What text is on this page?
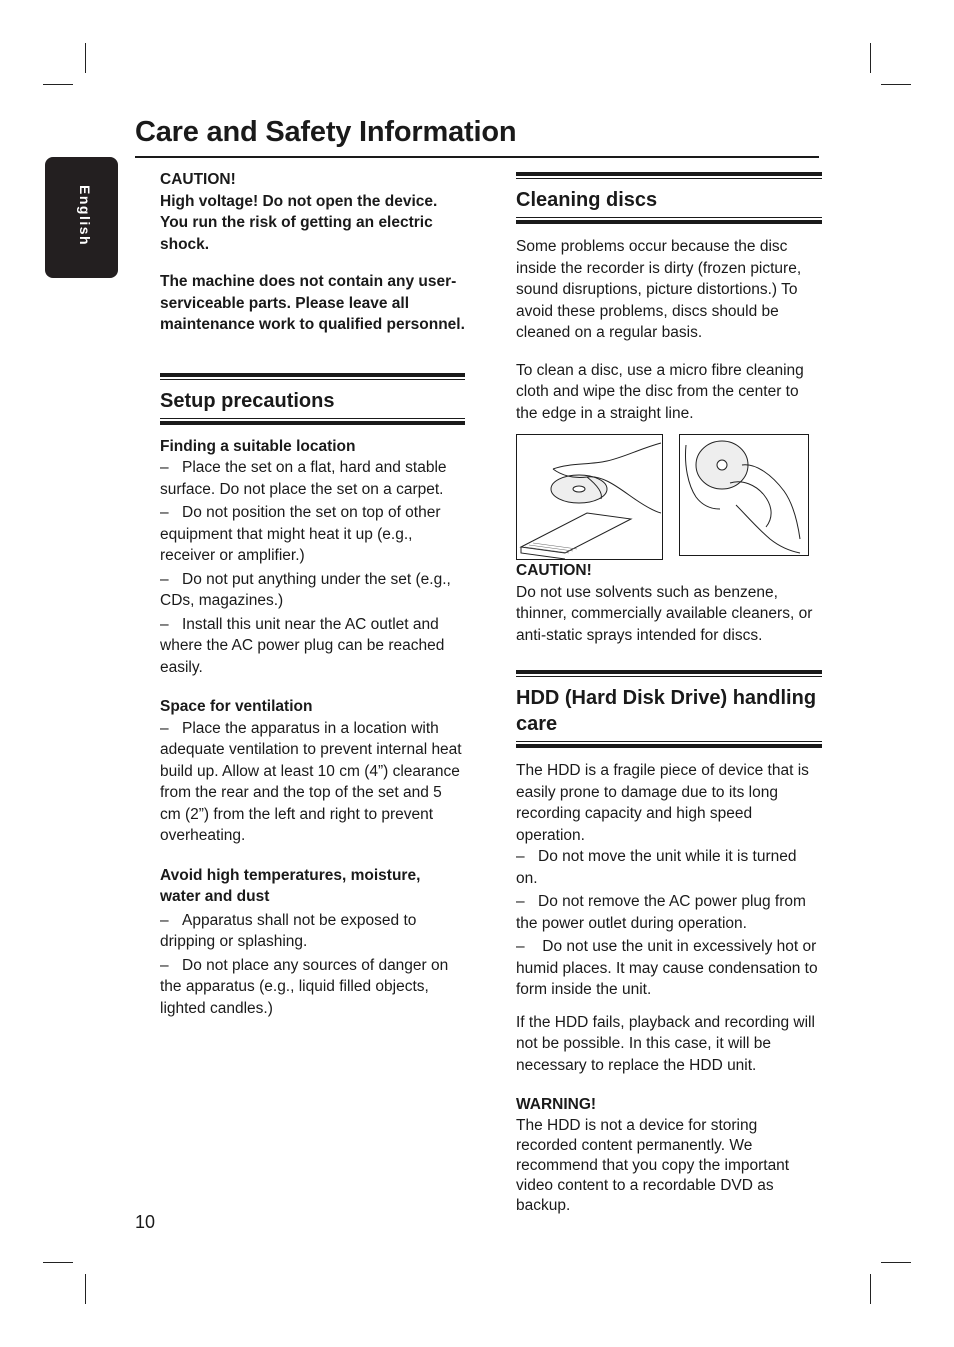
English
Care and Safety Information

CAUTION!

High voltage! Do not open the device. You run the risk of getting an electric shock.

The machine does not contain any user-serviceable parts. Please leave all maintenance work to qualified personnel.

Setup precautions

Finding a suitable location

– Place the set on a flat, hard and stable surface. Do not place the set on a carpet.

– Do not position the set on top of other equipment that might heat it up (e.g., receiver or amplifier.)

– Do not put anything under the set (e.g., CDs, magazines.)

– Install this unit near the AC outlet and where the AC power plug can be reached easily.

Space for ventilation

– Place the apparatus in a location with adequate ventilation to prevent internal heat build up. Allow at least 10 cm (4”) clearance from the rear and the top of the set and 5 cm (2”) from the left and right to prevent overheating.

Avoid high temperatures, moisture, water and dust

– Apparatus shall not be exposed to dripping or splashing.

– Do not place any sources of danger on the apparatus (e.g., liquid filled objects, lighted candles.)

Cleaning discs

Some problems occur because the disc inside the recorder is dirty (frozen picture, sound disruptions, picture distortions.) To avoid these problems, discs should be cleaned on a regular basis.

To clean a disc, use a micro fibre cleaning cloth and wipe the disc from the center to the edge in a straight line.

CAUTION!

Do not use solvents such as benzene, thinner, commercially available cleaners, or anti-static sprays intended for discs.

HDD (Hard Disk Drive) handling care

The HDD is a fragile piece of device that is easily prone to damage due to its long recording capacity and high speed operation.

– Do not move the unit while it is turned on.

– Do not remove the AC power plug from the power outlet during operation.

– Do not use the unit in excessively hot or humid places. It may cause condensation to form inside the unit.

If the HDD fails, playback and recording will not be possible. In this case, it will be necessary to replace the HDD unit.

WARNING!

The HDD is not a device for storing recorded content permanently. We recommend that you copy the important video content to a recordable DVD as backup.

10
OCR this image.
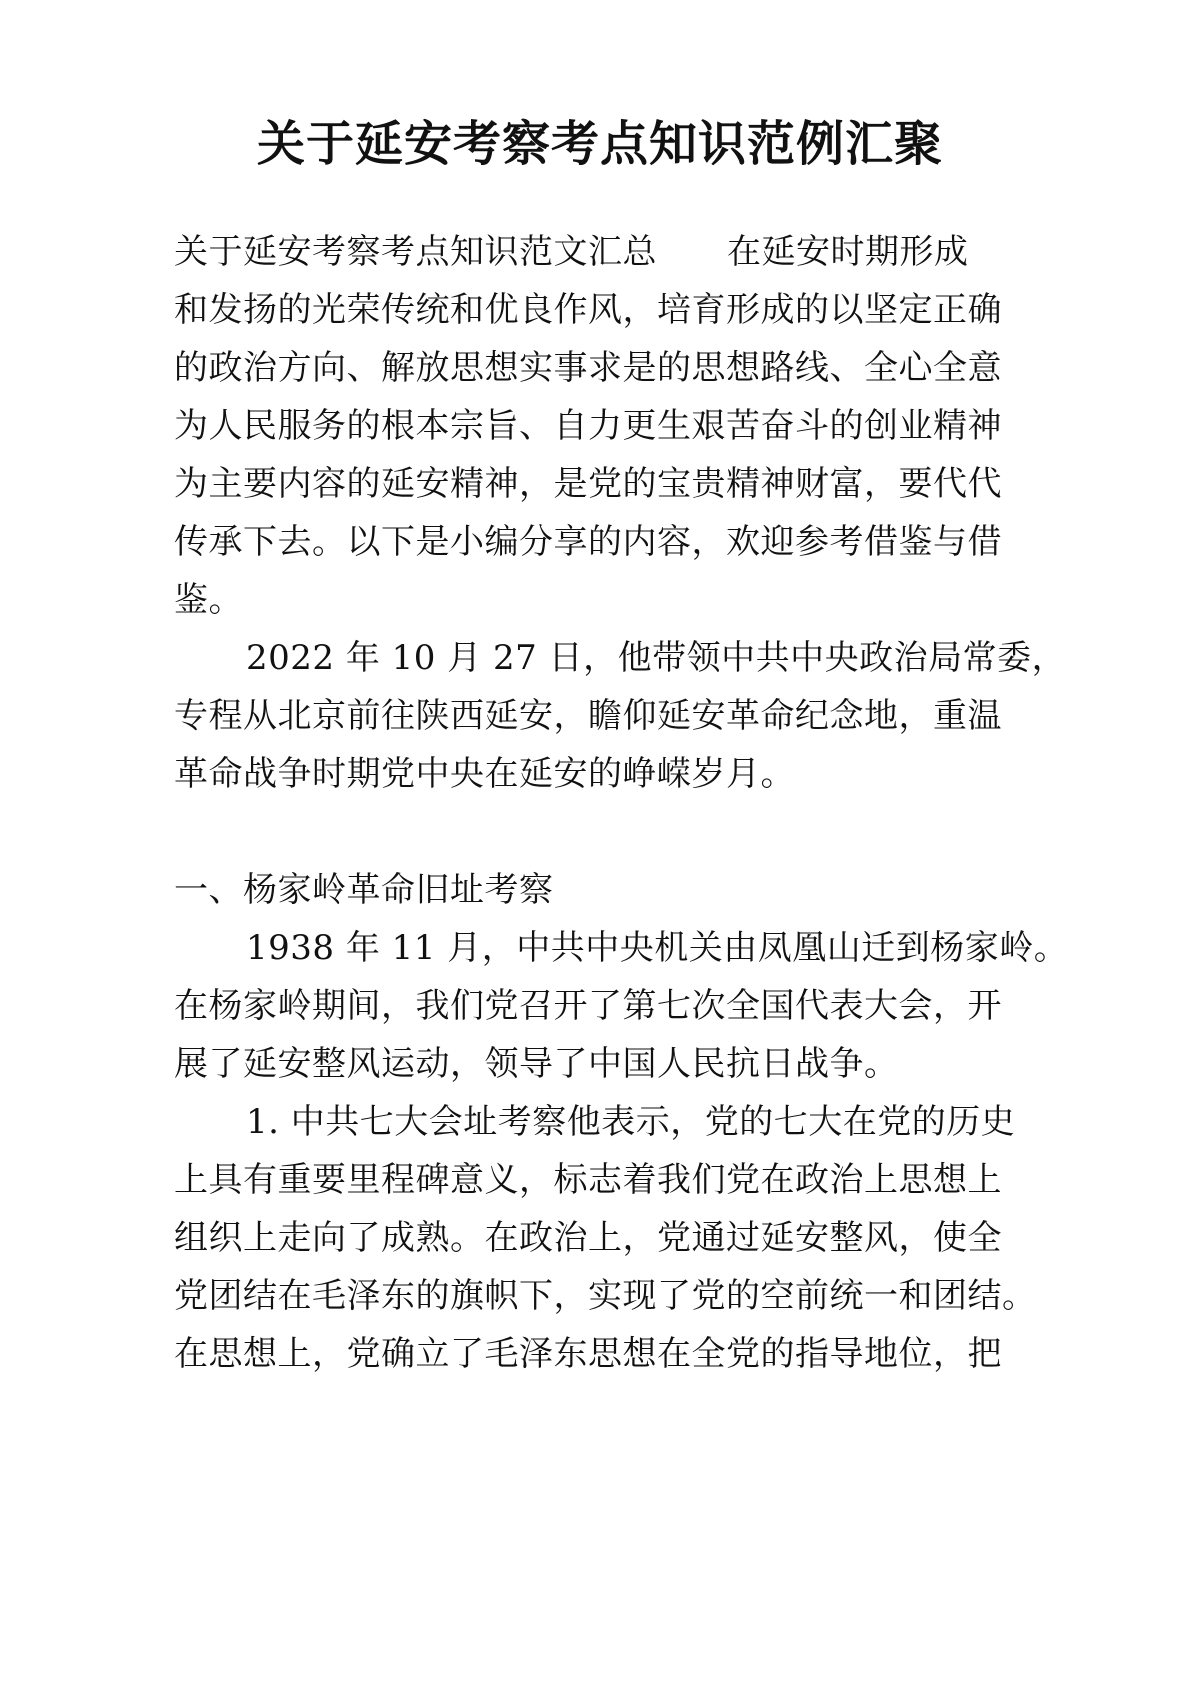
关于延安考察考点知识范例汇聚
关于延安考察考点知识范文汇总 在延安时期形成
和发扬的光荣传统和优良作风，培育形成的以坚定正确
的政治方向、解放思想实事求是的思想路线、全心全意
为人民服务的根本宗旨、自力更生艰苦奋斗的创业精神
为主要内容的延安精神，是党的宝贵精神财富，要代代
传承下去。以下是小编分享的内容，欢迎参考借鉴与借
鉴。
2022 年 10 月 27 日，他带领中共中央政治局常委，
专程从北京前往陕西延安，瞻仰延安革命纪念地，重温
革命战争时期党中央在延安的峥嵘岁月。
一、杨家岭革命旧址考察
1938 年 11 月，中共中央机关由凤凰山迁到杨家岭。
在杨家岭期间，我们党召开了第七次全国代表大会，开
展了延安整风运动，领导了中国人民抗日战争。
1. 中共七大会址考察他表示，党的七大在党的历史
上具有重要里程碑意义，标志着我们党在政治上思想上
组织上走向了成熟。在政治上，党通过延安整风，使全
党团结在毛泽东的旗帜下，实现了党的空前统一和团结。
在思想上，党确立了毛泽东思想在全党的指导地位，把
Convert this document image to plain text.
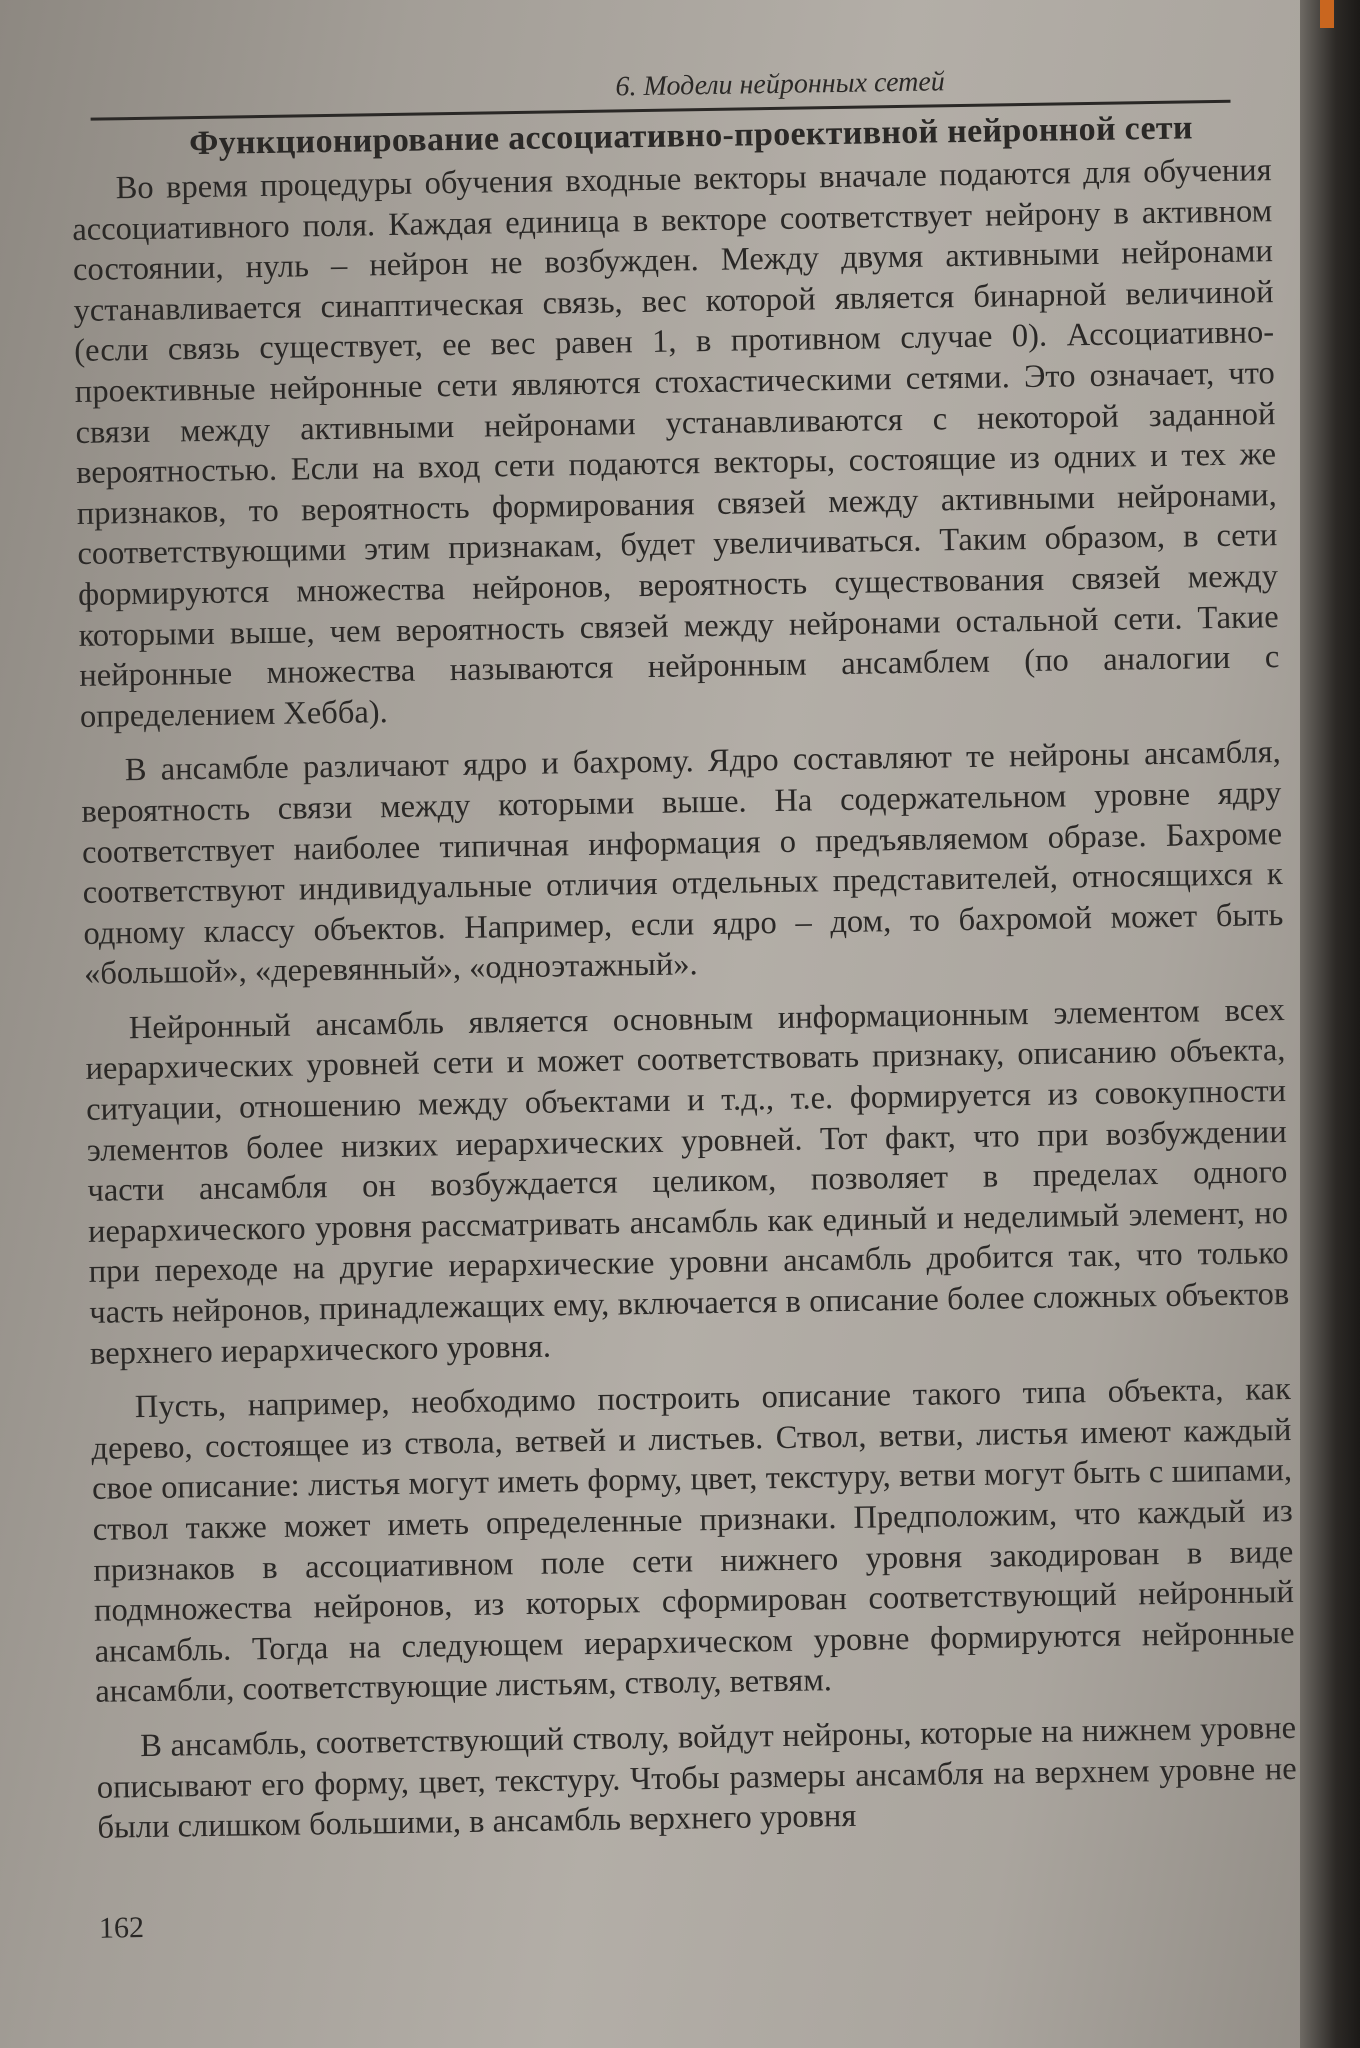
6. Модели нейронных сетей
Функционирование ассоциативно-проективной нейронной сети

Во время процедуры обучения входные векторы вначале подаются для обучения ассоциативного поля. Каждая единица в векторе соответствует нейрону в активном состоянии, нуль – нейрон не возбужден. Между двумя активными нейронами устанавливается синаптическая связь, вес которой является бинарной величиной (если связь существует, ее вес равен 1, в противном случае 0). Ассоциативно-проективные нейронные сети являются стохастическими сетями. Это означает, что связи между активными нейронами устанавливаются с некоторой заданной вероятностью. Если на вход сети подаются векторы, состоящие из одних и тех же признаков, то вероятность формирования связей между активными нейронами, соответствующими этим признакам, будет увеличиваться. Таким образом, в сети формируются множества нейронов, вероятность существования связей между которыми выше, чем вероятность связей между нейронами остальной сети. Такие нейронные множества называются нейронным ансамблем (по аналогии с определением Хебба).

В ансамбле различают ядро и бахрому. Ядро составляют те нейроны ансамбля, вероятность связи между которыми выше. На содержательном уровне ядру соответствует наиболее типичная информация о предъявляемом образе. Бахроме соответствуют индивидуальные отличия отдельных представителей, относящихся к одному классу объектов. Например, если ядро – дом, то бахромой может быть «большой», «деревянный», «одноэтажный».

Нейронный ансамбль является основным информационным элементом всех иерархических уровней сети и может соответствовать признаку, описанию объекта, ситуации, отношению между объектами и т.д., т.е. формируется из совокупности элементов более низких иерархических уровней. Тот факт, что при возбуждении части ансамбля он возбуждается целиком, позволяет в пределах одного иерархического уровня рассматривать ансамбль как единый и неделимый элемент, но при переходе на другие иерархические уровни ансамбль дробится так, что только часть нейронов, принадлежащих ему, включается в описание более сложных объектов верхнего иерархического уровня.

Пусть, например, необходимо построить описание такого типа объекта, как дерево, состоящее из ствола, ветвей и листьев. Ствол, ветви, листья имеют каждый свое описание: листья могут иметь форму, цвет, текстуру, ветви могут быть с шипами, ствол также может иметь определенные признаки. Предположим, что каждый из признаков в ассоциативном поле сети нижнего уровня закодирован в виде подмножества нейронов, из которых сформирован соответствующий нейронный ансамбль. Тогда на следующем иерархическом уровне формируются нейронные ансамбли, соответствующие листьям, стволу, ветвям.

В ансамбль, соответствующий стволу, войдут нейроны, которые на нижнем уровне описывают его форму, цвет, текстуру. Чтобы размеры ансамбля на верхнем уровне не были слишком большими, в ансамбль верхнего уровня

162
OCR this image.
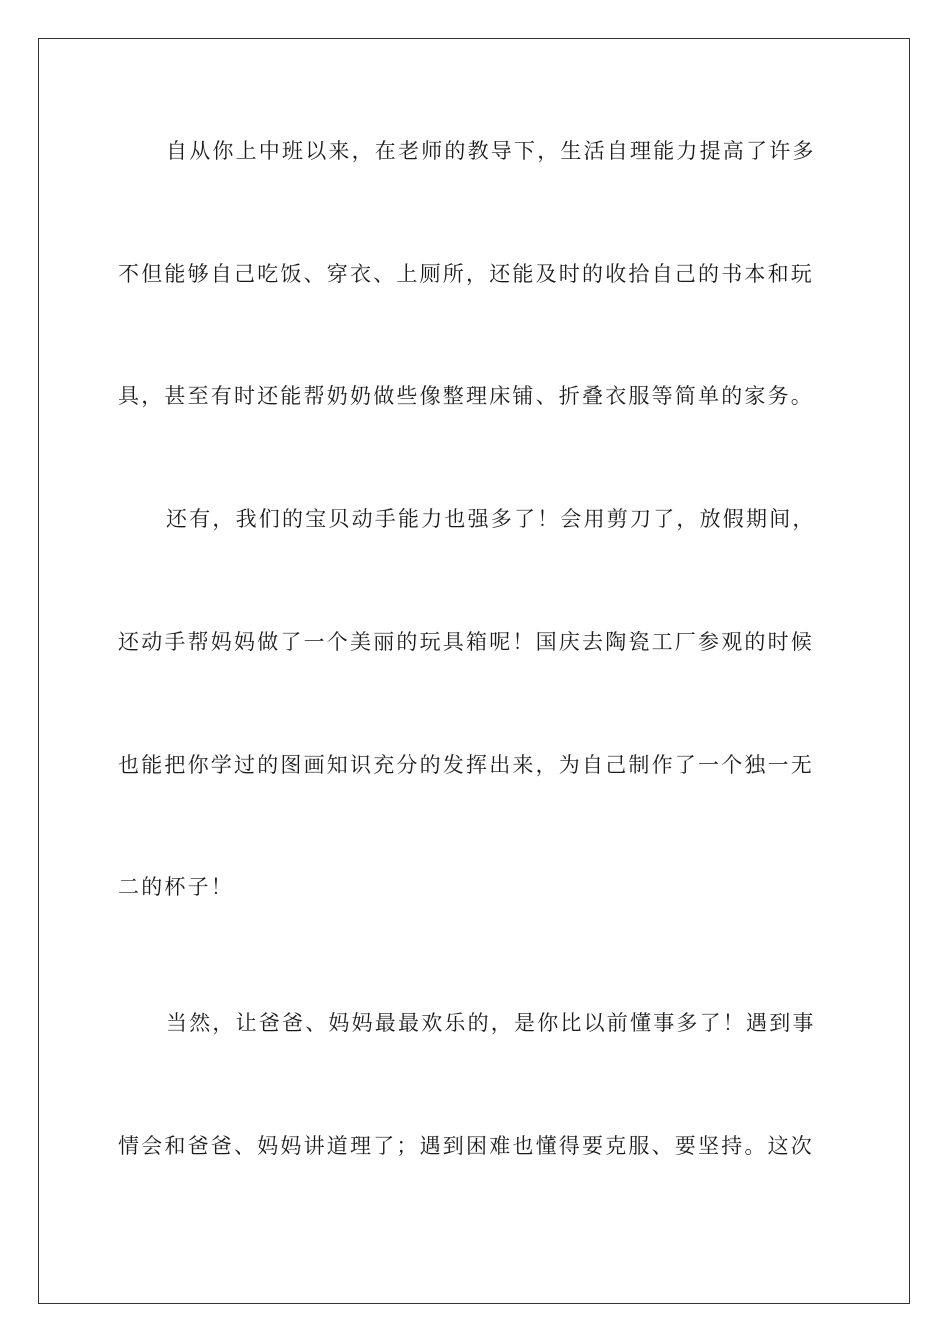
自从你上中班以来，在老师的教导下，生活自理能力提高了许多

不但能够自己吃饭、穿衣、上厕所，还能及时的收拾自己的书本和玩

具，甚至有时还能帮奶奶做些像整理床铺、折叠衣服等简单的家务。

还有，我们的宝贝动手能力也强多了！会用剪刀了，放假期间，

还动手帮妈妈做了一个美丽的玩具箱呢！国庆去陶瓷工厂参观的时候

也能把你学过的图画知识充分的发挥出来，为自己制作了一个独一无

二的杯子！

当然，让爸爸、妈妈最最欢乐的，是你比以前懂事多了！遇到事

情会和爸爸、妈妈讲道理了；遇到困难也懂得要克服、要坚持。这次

__________________________________________________

WRITTEN PROBLEM
In the entries above, count every line containing the word "this". Write only the total.

SOLUTION
6